▶ _Text segment_
++++++

Dragon Age Tevinter building concept art

The capital of the Tevinter Imperium and seat of the Imperial Chantry, Minrathous is the largest city in Thedas, featuring sprawling docks and shipyards as well as a vast network of underground tunnels. It's also routinely flooded with refugees from Tevinter's never-ending war with the Qunari, and its towering buildings are slowly crumbling in parallel to the Imperium's decline. Everything that fans have seen about Minrathous suggests it is large, crowded, and oppressive, and it is critical that this comes across in Dragon Age:Dreadwolf.

What it must not do, is repeat the disappointment that was Val Royeaux in Dragon Age: Inquisition. The capital of the Orlesian Empire, fans had heard a lot about it in the preceding games. Home to the Imperial Palace and the Grand Cathedral, it's the seat of both the Chantry and Orlesian Monarchy. Other landmarks include its two massive gates, the headquarters of the Templar Order, and the continent's largest and most prestigious university.

Val Royeaux is also supposed to be one of the largest cities in Dragon Age's world of Thedas, featuring both glittering palaces and cramped, dilapidated slums. The city's elven areas have been described as both uniquely large, poor, and densely populated, with over 10,000 inhabitants. While Dragon Age never specified the size of the city's human population, there's enough information to infer that it's somewhere in the hundreds of thousands, or possibly even the low millions.

++++++

Saved data entries

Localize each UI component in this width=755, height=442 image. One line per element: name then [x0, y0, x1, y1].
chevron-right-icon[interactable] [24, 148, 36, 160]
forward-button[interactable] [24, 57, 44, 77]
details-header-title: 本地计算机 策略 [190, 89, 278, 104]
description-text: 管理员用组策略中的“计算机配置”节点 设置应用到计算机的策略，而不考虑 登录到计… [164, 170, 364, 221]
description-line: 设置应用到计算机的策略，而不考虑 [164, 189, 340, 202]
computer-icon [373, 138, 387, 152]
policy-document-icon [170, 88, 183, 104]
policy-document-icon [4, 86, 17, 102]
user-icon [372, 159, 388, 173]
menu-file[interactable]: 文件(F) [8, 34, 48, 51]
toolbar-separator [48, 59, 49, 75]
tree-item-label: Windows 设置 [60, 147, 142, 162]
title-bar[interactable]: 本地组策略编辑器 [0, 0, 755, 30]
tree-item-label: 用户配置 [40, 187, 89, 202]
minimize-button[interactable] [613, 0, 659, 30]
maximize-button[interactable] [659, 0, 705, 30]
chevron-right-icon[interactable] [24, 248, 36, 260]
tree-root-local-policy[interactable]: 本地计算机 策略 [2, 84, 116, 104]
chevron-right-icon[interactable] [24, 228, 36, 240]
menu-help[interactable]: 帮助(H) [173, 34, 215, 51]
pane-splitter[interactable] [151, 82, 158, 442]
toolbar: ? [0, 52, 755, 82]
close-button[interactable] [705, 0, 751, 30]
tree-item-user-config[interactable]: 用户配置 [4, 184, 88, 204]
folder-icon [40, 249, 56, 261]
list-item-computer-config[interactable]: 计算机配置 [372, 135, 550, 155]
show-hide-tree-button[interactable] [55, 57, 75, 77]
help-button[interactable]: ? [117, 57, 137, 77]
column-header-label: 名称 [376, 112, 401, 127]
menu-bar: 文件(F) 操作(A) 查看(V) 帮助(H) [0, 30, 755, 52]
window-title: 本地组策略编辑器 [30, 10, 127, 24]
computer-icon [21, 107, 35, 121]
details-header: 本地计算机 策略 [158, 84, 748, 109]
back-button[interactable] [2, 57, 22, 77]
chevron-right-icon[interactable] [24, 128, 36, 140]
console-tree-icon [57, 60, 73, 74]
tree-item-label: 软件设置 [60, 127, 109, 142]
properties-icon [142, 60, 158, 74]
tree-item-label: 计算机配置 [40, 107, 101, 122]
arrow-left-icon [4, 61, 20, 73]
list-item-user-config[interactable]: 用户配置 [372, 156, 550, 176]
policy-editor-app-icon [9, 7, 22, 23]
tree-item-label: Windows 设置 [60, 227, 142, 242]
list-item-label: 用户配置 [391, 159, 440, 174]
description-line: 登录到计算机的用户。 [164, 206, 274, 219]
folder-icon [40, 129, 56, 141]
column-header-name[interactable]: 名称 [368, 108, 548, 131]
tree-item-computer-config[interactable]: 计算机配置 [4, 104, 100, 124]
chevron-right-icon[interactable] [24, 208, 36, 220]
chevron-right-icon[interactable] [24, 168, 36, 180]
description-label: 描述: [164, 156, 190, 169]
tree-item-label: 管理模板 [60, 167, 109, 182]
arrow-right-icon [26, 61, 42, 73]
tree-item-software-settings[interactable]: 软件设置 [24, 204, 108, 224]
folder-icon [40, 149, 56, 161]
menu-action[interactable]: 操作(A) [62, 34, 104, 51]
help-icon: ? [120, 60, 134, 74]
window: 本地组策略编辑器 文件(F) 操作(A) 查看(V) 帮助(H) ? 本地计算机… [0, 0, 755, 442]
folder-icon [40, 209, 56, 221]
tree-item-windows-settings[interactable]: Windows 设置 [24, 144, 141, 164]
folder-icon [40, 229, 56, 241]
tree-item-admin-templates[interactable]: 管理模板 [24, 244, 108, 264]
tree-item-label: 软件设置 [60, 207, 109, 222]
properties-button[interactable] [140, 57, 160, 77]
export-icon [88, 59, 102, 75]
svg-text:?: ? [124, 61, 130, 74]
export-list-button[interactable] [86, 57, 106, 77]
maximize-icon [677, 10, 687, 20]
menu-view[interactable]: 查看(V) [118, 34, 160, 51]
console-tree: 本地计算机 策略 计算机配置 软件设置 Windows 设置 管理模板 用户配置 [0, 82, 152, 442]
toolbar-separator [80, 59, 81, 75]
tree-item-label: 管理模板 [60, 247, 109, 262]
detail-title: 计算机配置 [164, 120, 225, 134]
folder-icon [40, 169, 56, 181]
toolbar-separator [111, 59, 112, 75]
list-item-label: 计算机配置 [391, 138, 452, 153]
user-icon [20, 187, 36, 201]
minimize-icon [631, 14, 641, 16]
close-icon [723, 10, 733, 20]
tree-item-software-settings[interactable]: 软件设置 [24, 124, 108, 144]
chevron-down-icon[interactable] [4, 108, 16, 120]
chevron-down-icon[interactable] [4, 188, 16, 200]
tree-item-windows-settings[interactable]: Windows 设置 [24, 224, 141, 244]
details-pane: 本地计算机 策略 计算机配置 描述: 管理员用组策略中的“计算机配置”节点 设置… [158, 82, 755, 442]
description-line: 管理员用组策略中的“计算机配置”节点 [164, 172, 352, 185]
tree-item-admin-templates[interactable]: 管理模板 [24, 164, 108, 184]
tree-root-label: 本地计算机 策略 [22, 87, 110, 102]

++++++

▶ _What needs to be done_
Translate this sentence from the text on Minrathous and Val Royeaux into Spanish: "Val Royeaux is also supposed to be one of the largest cities in Dragon Age's world of Thedas, featuring both glittering palaces and cramped, dilapidated slums."

▶ _Problem solution_
Se supone además que Val Royeaux es una de las ciudades más grandes de Thedas, el mundo de Dragon Age, y cuenta tanto con palacios relucientes como con barrios bajos abarrotados y ruinosos.